- **DATASET ROWS**:
--*--

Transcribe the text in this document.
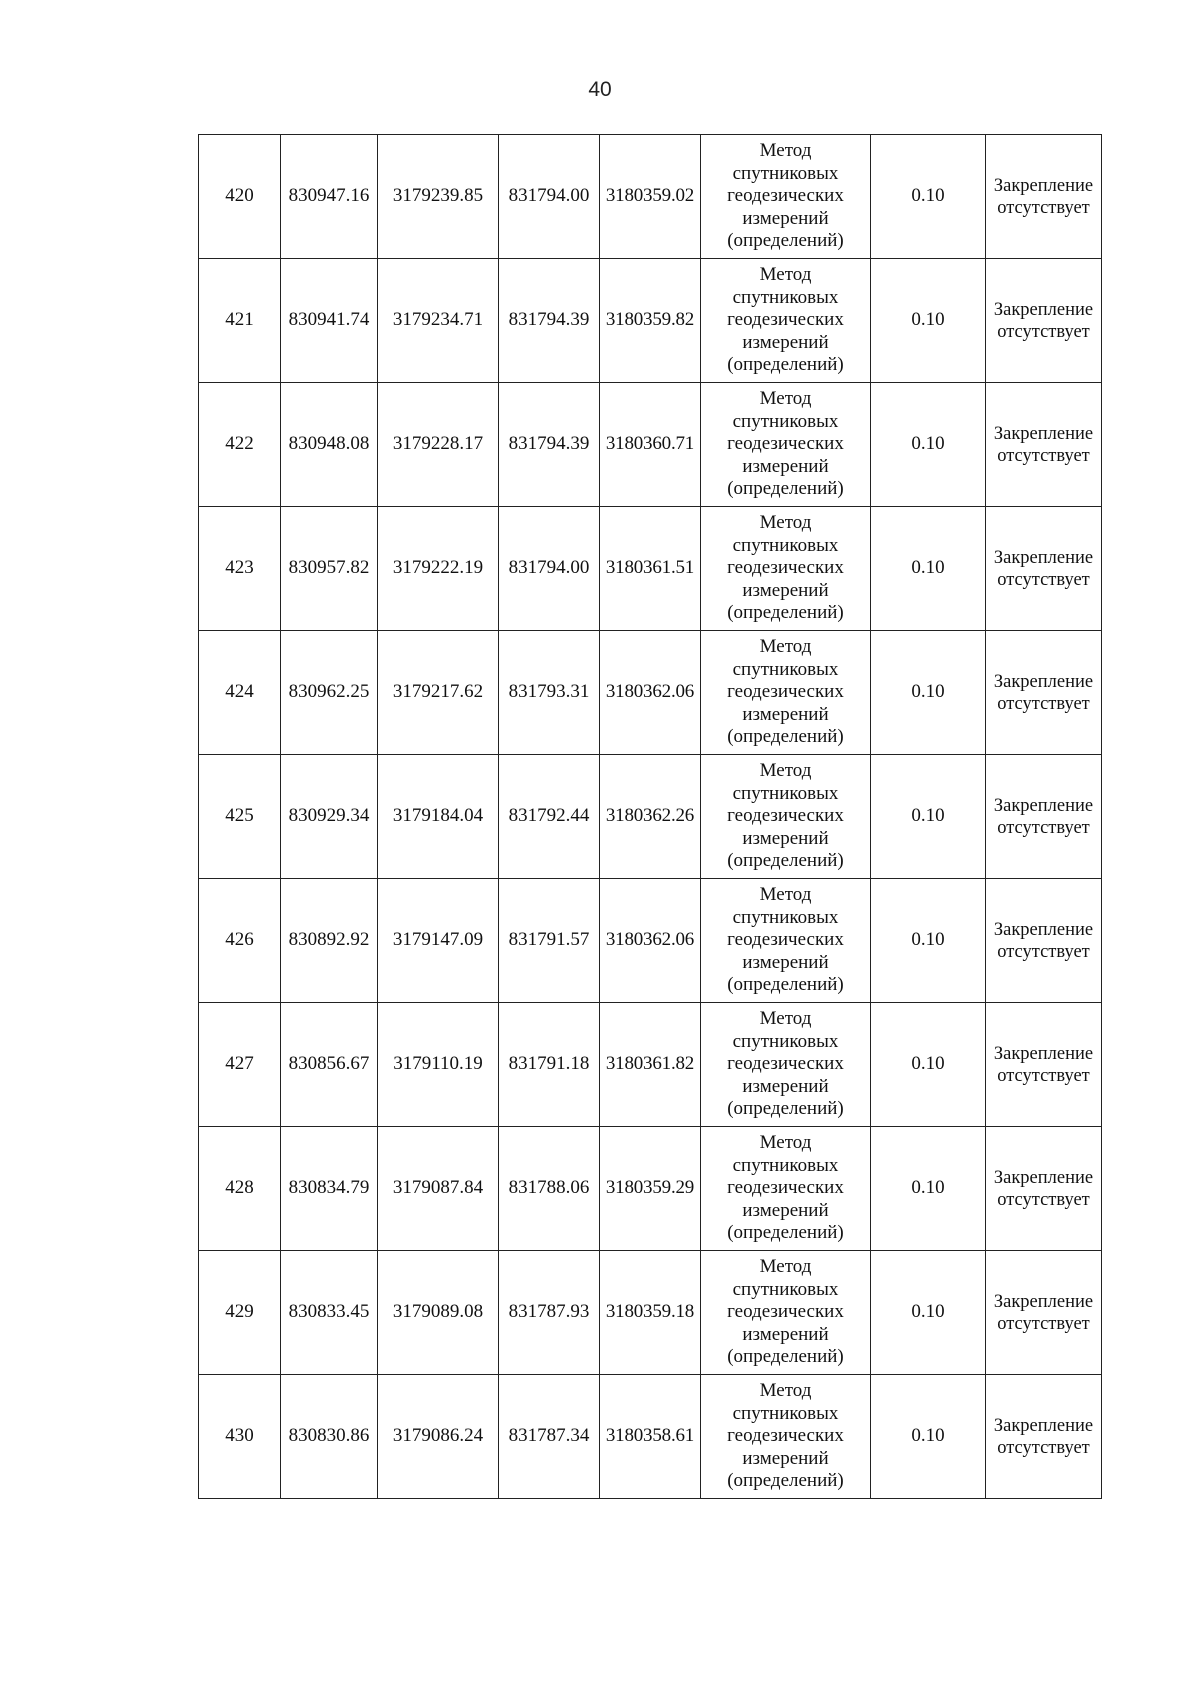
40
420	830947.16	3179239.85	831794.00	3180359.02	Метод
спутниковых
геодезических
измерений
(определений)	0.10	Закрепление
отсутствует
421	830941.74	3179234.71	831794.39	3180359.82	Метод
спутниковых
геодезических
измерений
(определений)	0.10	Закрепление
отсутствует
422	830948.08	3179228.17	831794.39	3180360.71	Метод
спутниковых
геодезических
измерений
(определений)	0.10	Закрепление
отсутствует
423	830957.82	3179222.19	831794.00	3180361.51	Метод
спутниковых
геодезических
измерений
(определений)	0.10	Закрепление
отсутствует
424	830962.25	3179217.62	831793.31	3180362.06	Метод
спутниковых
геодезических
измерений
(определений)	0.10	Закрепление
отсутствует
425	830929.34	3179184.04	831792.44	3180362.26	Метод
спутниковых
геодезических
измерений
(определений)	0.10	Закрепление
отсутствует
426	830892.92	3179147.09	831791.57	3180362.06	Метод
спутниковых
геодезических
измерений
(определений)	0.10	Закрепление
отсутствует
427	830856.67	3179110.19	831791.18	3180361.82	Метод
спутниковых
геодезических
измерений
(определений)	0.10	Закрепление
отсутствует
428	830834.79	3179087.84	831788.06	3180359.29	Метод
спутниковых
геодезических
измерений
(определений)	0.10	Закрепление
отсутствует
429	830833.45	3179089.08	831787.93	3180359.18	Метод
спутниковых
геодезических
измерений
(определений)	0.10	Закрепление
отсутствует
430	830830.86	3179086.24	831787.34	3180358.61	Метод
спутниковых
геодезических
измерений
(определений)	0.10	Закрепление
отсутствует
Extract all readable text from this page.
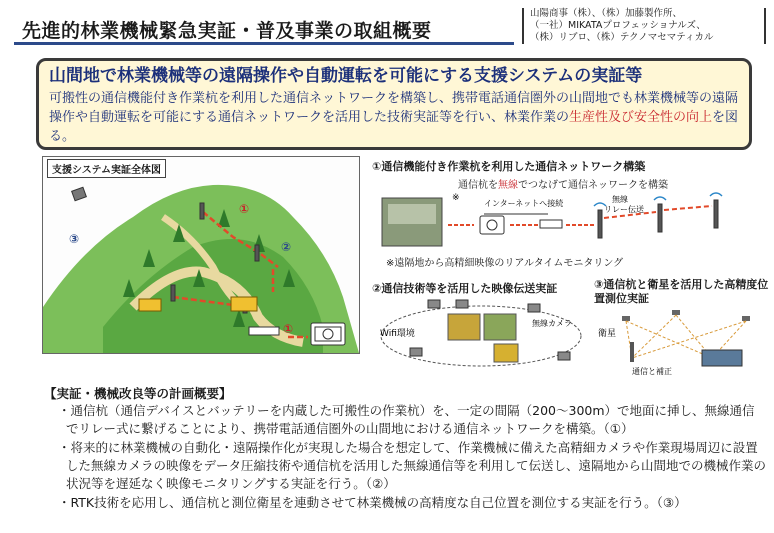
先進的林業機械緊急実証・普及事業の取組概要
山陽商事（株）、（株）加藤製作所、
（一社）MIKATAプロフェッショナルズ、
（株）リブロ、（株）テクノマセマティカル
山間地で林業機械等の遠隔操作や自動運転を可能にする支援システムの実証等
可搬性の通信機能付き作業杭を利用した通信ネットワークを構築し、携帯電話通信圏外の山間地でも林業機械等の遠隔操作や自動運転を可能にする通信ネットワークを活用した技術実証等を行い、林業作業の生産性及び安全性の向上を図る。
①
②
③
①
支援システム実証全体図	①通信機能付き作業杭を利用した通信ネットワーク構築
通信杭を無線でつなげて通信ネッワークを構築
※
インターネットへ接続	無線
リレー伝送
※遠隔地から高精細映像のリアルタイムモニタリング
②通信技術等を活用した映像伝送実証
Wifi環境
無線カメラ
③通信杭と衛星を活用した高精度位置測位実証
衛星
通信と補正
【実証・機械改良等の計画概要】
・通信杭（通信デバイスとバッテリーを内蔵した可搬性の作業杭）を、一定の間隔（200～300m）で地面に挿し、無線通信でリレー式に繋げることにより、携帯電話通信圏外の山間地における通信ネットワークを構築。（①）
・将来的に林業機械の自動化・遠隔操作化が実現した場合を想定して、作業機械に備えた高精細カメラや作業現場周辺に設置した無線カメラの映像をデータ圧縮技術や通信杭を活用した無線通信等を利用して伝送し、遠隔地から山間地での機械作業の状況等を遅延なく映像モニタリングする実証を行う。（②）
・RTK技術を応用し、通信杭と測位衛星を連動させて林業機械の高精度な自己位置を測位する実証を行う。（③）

--*--

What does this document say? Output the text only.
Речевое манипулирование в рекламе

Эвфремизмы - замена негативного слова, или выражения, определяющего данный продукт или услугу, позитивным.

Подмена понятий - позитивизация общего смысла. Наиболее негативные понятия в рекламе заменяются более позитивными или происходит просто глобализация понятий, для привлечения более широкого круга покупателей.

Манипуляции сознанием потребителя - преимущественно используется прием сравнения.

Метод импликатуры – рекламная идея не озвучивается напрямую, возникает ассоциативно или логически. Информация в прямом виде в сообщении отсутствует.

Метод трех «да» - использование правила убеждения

--*--

- **TASK DIRECTIONS**: Lines from the records above that hold "document" are the ones to list.

- **TASK RESPONSE**:
Transcribe the text in this document.
What does this document say? Output the text only.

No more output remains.